— Provided records —
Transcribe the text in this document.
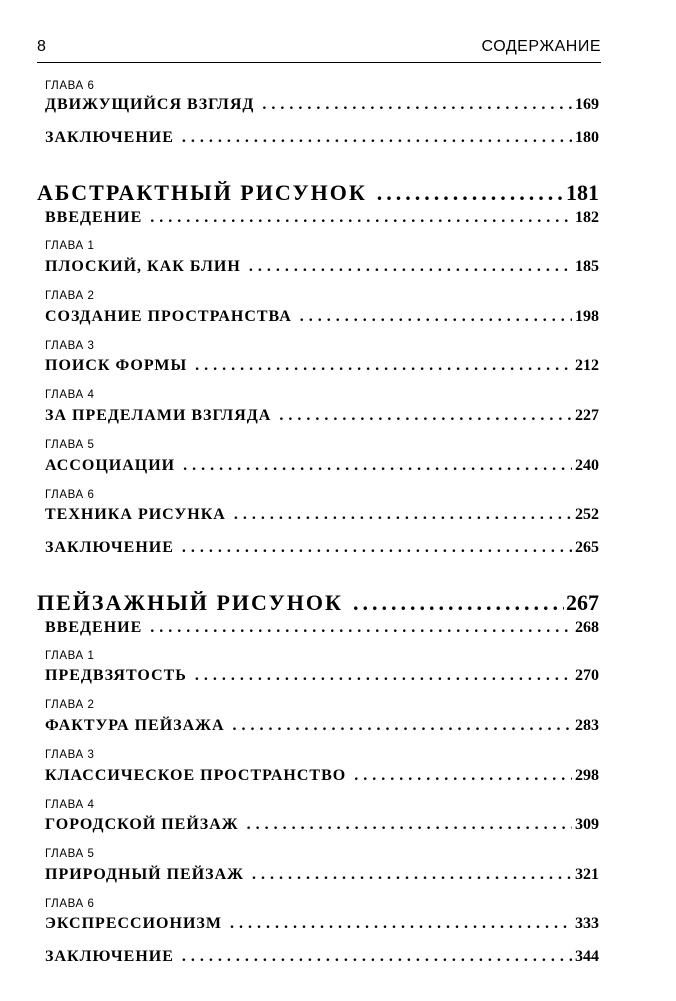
8	СОДЕРЖАНИЕ
ГЛАВА 6
ДВИЖУЩИЙСЯ ВЗГЛЯД .....	169
ЗАКЛЮЧЕНИЕ .....	180
АБСТРАКТНЫЙ РИСУНОК .....	181
ВВЕДЕНИЕ .....	182
ГЛАВА 1
ПЛОСКИЙ, КАК БЛИН .....	185
ГЛАВА 2
СОЗДАНИЕ ПРОСТРАНСТВА .....	198
ГЛАВА 3
ПОИСК ФОРМЫ .....	212
ГЛАВА 4
ЗА ПРЕДЕЛАМИ ВЗГЛЯДА .....	227
ГЛАВА 5
АССОЦИАЦИИ .....	240
ГЛАВА 6
ТЕХНИКА РИСУНКА .....	252
ЗАКЛЮЧЕНИЕ .....	265
ПЕЙЗАЖНЫЙ РИСУНОК .....	267
ВВЕДЕНИЕ .....	268
ГЛАВА 1
ПРЕДВЗЯТОСТЬ .....	270
ГЛАВА 2
ФАКТУРА ПЕЙЗАЖА .....	283
ГЛАВА 3
КЛАССИЧЕСКОЕ ПРОСТРАНСТВО .....	298
ГЛАВА 4
ГОРОДСКОЙ ПЕЙЗАЖ .....	309
ГЛАВА 5
ПРИРОДНЫЙ ПЕЙЗАЖ .....	321
ГЛАВА 6
ЭКСПРЕССИОНИЗМ .....	333
ЗАКЛЮЧЕНИЕ .....	344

— What is required —
Reproduce every line exactly and omit all pictures.

— Solution —
Transcribe the text in this document.
8	СОДЕРЖАНИЕ
ГЛАВА 6
ДВИЖУЩИЙСЯ ВЗГЛЯД .....	169
ЗАКЛЮЧЕНИЕ .....	180
АБСТРАКТНЫЙ РИСУНОК .....	181
ВВЕДЕНИЕ .....	182
ГЛАВА 1
ПЛОСКИЙ, КАК БЛИН .....	185
ГЛАВА 2
СОЗДАНИЕ ПРОСТРАНСТВА .....	198
ГЛАВА 3
ПОИСК ФОРМЫ .....	212
ГЛАВА 4
ЗА ПРЕДЕЛАМИ ВЗГЛЯДА .....	227
ГЛАВА 5
АССОЦИАЦИИ .....	240
ГЛАВА 6
ТЕХНИКА РИСУНКА .....	252
ЗАКЛЮЧЕНИЕ .....	265
ПЕЙЗАЖНЫЙ РИСУНОК .....	267
ВВЕДЕНИЕ .....	268
ГЛАВА 1
ПРЕДВЗЯТОСТЬ .....	270
ГЛАВА 2
ФАКТУРА ПЕЙЗАЖА .....	283
ГЛАВА 3
КЛАССИЧЕСКОЕ ПРОСТРАНСТВО .....	298
ГЛАВА 4
ГОРОДСКОЙ ПЕЙЗАЖ .....	309
ГЛАВА 5
ПРИРОДНЫЙ ПЕЙЗАЖ .....	321
ГЛАВА 6
ЭКСПРЕССИОНИЗМ .....	333
ЗАКЛЮЧЕНИЕ .....	344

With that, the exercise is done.